§ 提供テキスト
○ ○ ○ ○

事例からひも解く、ハイブリッドクラウドの活用方法とは?
IT環境の進化に伴い、多くの企業が「ハイブリッドクラウド」の仕組みを採用するようになりました。ハイブリッドクラウドにはさまざまなユースケースが存在し、適材適所の活用が推奨されます。具体的に現在では国内の各企業がどのような理由・目的でハイブリッドクラウドを採用しているのか、事例を踏まえて主な活用方法を紹介していきます。
ハイブリッドクラウドの概要と普及の背景
ここでは、ハイブリッドクラウドが普及している背景と、活用におけるメリット・デメリットを解説します。
ハイブリッドクラウドとは
ハイブリッドクラウドとは、物理サーバーやネットワーク機器を調達して自社でシステムを構成・設置・運用する「オンプレミス(オンプレ)」と、ネットワークを経由してITリソースやアプリケーションなどを柔軟に利用できる「クラウド」を組み合わせて1つのシステムとして統合的に運用する形態のことです。
クラウドとは、抽象化され一元的に管理されたサーバーをはじめとする各種ITリソースに関して、柔軟なプロビジョニングやスケーリングを可能にして利用者に提供する環境の総称です。
このうち、自社以外の事業者が提供するITリソースやアプリケーションを複数の企業が共有し、ネットワーク経由で利用する方式が「パブリッククラウド」であり、同様の環境を自社専用のオンプレ環境に構築したものを「プライベートクラウド」と呼びます。
ハイブリッドクラウドはオンプレとクラウドを組み合わせた環境であることを先述しましたが、ここでいうクラウドは一般的にはパブリッククラウドを指し、さらにそのパブリッククラウドサービスのうちIaaS(Infrastructure as a Service)やPaaS(Platform as a Service)などといった自社のITインフラを組み合わせるなど、低レイヤーの領域が関与するシステム統合を指すことが多いです。
そのほか、設置場所はオンプレで課金体系はクラウド同じ従量課金を採用した「アズ・ア・サービス」型という、ハイブリッドクラウド時代における「新たな選択肢」も登場しています。このサービスの中には、運用管理をベンダーに一任できるものもあり、利便性の確保も可能です。詳しくはこちらをご確認ください。
ハイブリッドクラウドが必要な理由
ハイブリッドクラウドはその有用性が理解されてはいたものの、かつては本格的な対応がなかなか進まない状況が続いていました。なぜなら、自社向けに構築したITインフラ上でカスタマイズを重ねたアプリケーションを活用して業務を行っていた国内の企業・組織ではIT環境の移行が難しかったためです。
ところが、海外のテック企業によるデジタルディスラプション(IT技術により新たな商品・サービスが登場して、創造的破壊が引き起こされること)や、経済産業省の「DXレポート ~ITシステム「2025年の崖」克服とDXの本格的な展開~」でのクラウド活用の示唆、その後のデジタルトランスフォーメーション(DX)の機運の高まりを受けてシステム活用の在り方が見直され、システム導入においては「クラウドファースト(システム導入・更改にクラウドを最優先で選ぶこと)」という概念が定着しました。そして現在では多くの企業・組織が、ITインフラのレガシーマイグレーションの最適解として、ハイブリッドクラウドを採用する動きが加速しています。

○ ○ ○ ○

§ 入力データ
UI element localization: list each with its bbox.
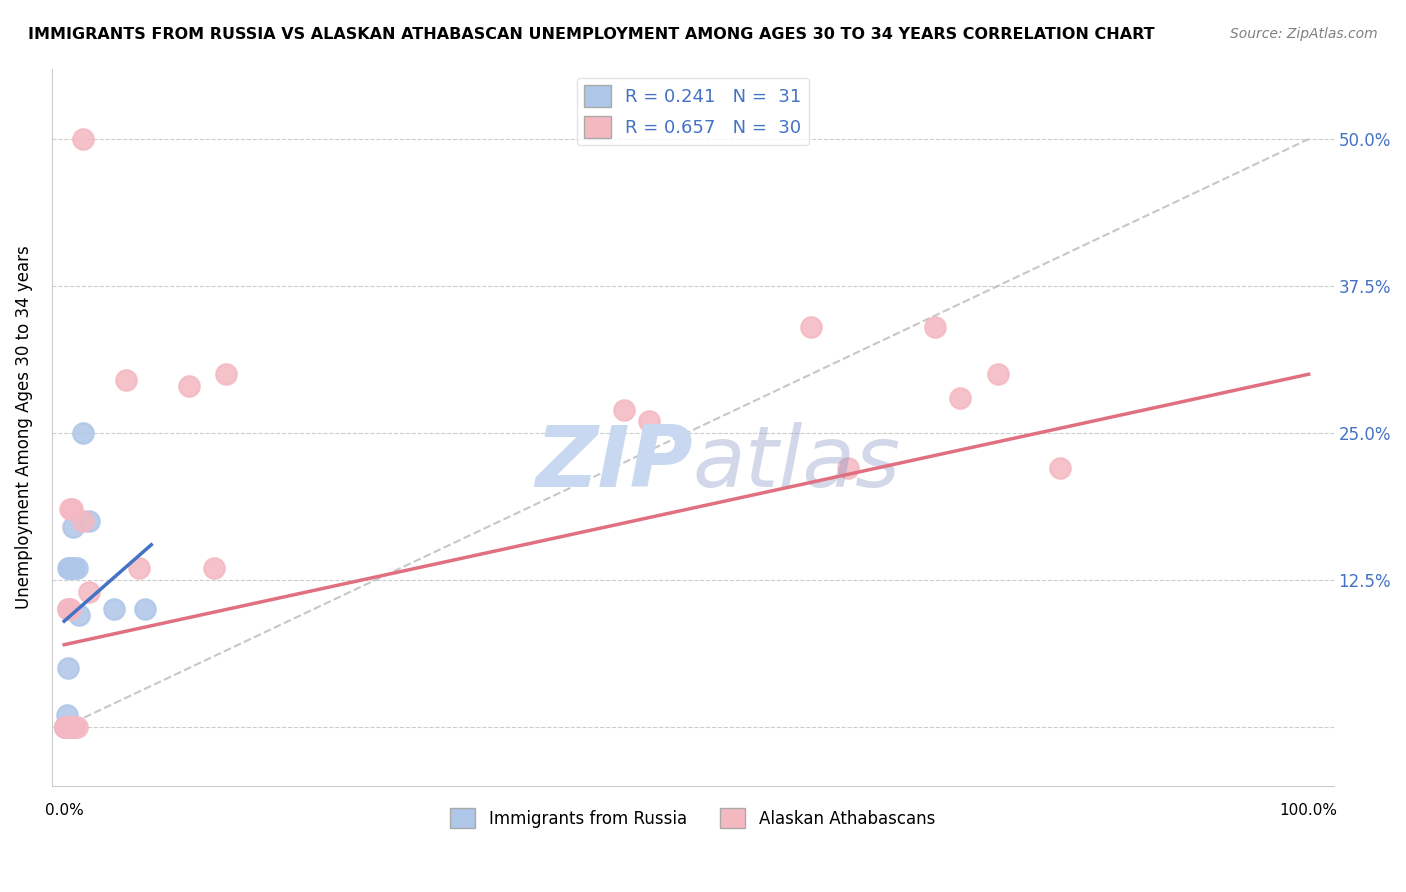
Point <box>55 720 77 734</box>
Point <box>67 608 90 623</box>
Point <box>56 720 79 734</box>
Point <box>59 561 82 575</box>
Point <box>800 320 823 334</box>
Point <box>55 720 77 734</box>
Point <box>56 720 79 734</box>
Point <box>115 373 138 387</box>
Point <box>55 720 77 734</box>
Point <box>55 720 77 734</box>
Point <box>177 379 200 393</box>
Text: Source: ZipAtlas.com: Source: ZipAtlas.com <box>1230 27 1378 41</box>
Text: IMMIGRANTS FROM RUSSIA VS ALASKAN ATHABASCAN UNEMPLOYMENT AMONG AGES 30 TO 34 YE: IMMIGRANTS FROM RUSSIA VS ALASKAN ATHABA… <box>28 27 1154 42</box>
Point <box>1049 461 1071 475</box>
Y-axis label: Unemployment Among Ages 30 to 34 years: Unemployment Among Ages 30 to 34 years <box>15 245 32 609</box>
Point <box>55 708 77 723</box>
Point <box>55 720 77 734</box>
Point <box>58 720 80 734</box>
Point <box>56 661 79 675</box>
Point <box>55 720 77 734</box>
Point <box>56 720 79 734</box>
Point <box>837 461 859 475</box>
Point <box>56 602 79 616</box>
Point <box>60 720 83 734</box>
Point <box>55 720 77 734</box>
Point <box>103 602 125 616</box>
Point <box>638 414 661 428</box>
Point <box>59 720 82 734</box>
Point <box>58 720 80 734</box>
Point <box>72 425 94 440</box>
Point <box>202 561 225 575</box>
Point <box>77 514 100 528</box>
Point <box>59 561 82 575</box>
Point <box>924 320 946 334</box>
Point <box>63 720 86 734</box>
Point <box>63 720 86 734</box>
Point <box>66 561 89 575</box>
Point <box>60 502 83 516</box>
Point <box>62 520 84 534</box>
Point <box>72 514 94 528</box>
Point <box>56 561 79 575</box>
Point <box>59 602 82 616</box>
Text: atlas: atlas <box>693 422 901 505</box>
Point <box>128 561 150 575</box>
Point <box>60 720 83 734</box>
Point <box>134 602 156 616</box>
Point <box>63 561 86 575</box>
Text: 0.0%: 0.0% <box>45 804 83 819</box>
Text: ZIP: ZIP <box>536 422 693 505</box>
Point <box>59 502 82 516</box>
Point <box>72 132 94 146</box>
Point <box>58 720 80 734</box>
Legend: Immigrants from Russia, Alaskan Athabascans: Immigrants from Russia, Alaskan Athabasc… <box>444 801 942 835</box>
Text: 100.0%: 100.0% <box>1279 804 1337 819</box>
Point <box>77 584 100 599</box>
Point <box>56 602 79 616</box>
Point <box>66 720 89 734</box>
Point <box>63 720 86 734</box>
Point <box>949 391 972 405</box>
Point <box>986 368 1008 382</box>
Point <box>55 720 77 734</box>
Point <box>613 402 636 417</box>
Point <box>56 720 79 734</box>
Point <box>215 368 238 382</box>
Point <box>55 720 77 734</box>
Point <box>55 720 77 734</box>
Point <box>58 561 80 575</box>
Point <box>58 602 80 616</box>
Point <box>58 720 80 734</box>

○ ○ ○ ○

§ 目的 A
記録を絞り込んで、「Text」という文字列を含む行をひとつ残らず書き写してください。
§ 目的 B
ハイブリッドクラウドについての文章を、最後の文のあとから書き継いでください。
ハイブリッドクラウドについての文章と記録は、それぞれ別のところから持ってきたものです。

§ 回答 A
Text: Source: ZipAtlas.com: Source: ZipAtlas.com <box>1230 27 1378 41</box>
Text: IMMIGRANTS FROM RUSSIA VS ALASKAN ATHABASCAN UNEMPLOYMENT AMONG AGES 30 TO 34 YE: IMMIGRANTS FROM RUSSIA VS ALASKAN ATHABA… <box>28 27 1154 42</box>
Text: atlas: atlas <box>693 422 901 505</box>
Text: 0.0%: 0.0% <box>45 804 83 819</box>
Text: ZIP: ZIP <box>536 422 693 505</box>
Text: 100.0%: 100.0% <box>1279 804 1337 819</box>

§ 回答 B
ハイブリッドクラウドのメリット
代表的なハイブリッドクラウドのメリットには以下が挙げられます。
(1) セキュリティ対策やガバナンスの確保
例えば、機密性が高い基幹系システムのデータをオンプレやプライベートクラウド側で管理し、情報系・戦略系のシステムやデータをパブリッククラウドで運用することで、自社のセキュリティやポリシーに沿ったシステム構築やデータの管理を行いやすくなります。
(2) BCP(事業継続計画)対策
ハイブリッドクラウドのように、異なる環境でデータやシステムを運用することで、1つのシステムに生じたトラブルが全体に影響が渡るリスクを低減できます。負荷分散対策やバックアップ、ディザスタリカバリー(DR)の仕組みを構築でき、事業継続性を確保しやすくなります。
(3) コスト最適化
上記のセキュリティ問題でも述べたように、適材適所でITリソースを使い分けることでコストパフォーマンスが高いシステムを構築し、ITコストを最適化できます。例えばITリソースの拡大・縮小が頻繁なシステムはクラウド環境に構築し、そうした変動が少ないシステムはオンプレミスに構築するという活用方法があります。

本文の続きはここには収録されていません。